According to Dr. Rinke Hoekstra, the database also includes “the body of regulations that govern the entire kingdom of The Netherlands (i.e. the former Dutch Antilles and Aruba).”

The technology underlying the service is explained in Dr. Hoekstra’s recent presentation, The MetaLex Document Server – Legal Documents as Versioned Linked Data.

According to Dr. Hoekstra, a SPARQL endpoint for the Linked Data is available at http:doc.metalex.eu:8000/sparql .

For more information, please see the announcement, or contact Dr. Hoekstra.

HT @radboud and @rinkehoekstra.

Van Engers & Winkels on The Leibniz Center for Law

August 18, 2010

Professor Dr. Tom van Engers and Professor Dr. Radboud Winkels, both of Leibniz Center for Law of the University of Amsterdam, have published The Leibniz Center for Law, 7 SCRIPTed 402-405 (2010) (Issue No. 2). Here is a summary:

The Leibniz Center conducts research and provides education in the field of Artificial Intelligence (AI) and law. In our research we focus on the development and application of techniques from AI to the field of law for the purposes of supporting legal practice and bringing new insights to legal theory. By building computational models of legal reasoning we work in the tradition of Leibniz, developing and using a formal “lingua universalis” and mechanic reasoning procedures providing us with reliable trustworthy results.

The Leibniz Center for Law has longstanding experience on legal ontologies, automatic legal reasoning, legal knowledge-based systems, (standard) languages for representing legal knowledge and information, user-friendly disclosure of legal data, and the application of ICT in education and legal practice. It plays an important role in the development of eGovernance on both national and international levels. The centre provides advice on change-management issues of knowledge-intensive legal processes and the improvement of knowledge-productivity in legal organisations.

● ● ●

* **Problem requirements**: Decide whether each statement agrees with the excerpt on MetaLex and the Leibniz Center for Law above. Answer yes or no and quote the deciding words. 1. The Leibniz Center for Law belongs to the University of Amsterdam. 2. The van Engers and Winkels article appeared in SCRIPTed in 2009. 3. The Leibniz Center does research but offers no education. The data that comes next has no role here.

Stored records
● ● ●

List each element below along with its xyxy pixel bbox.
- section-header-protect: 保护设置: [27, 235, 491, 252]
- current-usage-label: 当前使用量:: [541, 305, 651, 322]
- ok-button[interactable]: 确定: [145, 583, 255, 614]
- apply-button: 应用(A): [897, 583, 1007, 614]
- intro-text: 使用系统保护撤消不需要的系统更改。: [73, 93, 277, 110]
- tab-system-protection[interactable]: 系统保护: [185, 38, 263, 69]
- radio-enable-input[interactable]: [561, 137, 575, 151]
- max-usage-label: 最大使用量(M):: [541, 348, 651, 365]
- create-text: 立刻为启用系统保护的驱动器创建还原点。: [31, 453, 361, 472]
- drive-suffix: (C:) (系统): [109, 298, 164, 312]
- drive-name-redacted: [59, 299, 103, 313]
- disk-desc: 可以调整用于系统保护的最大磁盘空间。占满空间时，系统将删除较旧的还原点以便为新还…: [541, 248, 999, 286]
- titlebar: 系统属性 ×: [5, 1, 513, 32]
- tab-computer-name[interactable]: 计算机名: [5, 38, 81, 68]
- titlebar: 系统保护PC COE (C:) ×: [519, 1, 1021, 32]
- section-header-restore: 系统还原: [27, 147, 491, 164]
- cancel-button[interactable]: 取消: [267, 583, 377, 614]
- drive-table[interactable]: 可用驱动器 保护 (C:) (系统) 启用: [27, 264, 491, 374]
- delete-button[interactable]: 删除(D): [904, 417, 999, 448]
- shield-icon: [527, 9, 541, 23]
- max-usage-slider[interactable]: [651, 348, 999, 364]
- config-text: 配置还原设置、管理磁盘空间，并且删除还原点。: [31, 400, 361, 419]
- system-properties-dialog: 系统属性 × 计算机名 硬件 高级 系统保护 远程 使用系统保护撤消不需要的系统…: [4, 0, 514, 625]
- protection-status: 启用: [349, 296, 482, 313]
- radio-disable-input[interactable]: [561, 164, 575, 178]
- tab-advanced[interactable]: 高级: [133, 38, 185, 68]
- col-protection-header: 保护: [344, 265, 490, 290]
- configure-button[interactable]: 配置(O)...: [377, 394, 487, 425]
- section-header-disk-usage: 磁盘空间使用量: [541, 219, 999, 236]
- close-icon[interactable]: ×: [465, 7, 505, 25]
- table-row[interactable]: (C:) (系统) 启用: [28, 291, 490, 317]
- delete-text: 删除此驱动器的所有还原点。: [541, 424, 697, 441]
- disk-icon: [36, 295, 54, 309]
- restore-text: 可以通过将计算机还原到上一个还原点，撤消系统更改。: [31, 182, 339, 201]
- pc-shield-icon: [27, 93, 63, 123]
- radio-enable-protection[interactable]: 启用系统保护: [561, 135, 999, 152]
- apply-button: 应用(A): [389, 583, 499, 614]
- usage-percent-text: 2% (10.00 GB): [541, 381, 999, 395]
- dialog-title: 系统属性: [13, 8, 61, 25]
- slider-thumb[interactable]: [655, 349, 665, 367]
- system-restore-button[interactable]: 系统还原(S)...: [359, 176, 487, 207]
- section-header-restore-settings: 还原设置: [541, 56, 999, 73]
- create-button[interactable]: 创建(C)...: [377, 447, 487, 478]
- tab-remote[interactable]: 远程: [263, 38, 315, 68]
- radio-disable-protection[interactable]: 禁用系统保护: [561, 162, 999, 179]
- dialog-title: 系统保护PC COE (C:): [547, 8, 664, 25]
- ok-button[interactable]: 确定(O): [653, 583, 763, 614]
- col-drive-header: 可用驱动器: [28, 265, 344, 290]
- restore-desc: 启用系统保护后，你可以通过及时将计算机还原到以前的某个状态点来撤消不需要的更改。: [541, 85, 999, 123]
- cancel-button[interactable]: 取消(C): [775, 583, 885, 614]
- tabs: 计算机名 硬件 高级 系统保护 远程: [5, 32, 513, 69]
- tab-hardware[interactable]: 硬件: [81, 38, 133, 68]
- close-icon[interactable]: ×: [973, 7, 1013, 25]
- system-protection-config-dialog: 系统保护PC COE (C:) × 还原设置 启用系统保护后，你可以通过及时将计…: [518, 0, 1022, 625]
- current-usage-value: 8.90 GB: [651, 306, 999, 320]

● ● ●

* **Solved exercise**:
1. Yes: "Leibniz Center for Law of the University of Amsterdam"
2. No: "7 SCRIPTed 402-405 (2010)"
3. No: "conducts research and provides education in the field of Artificial Intelligence (AI) and law"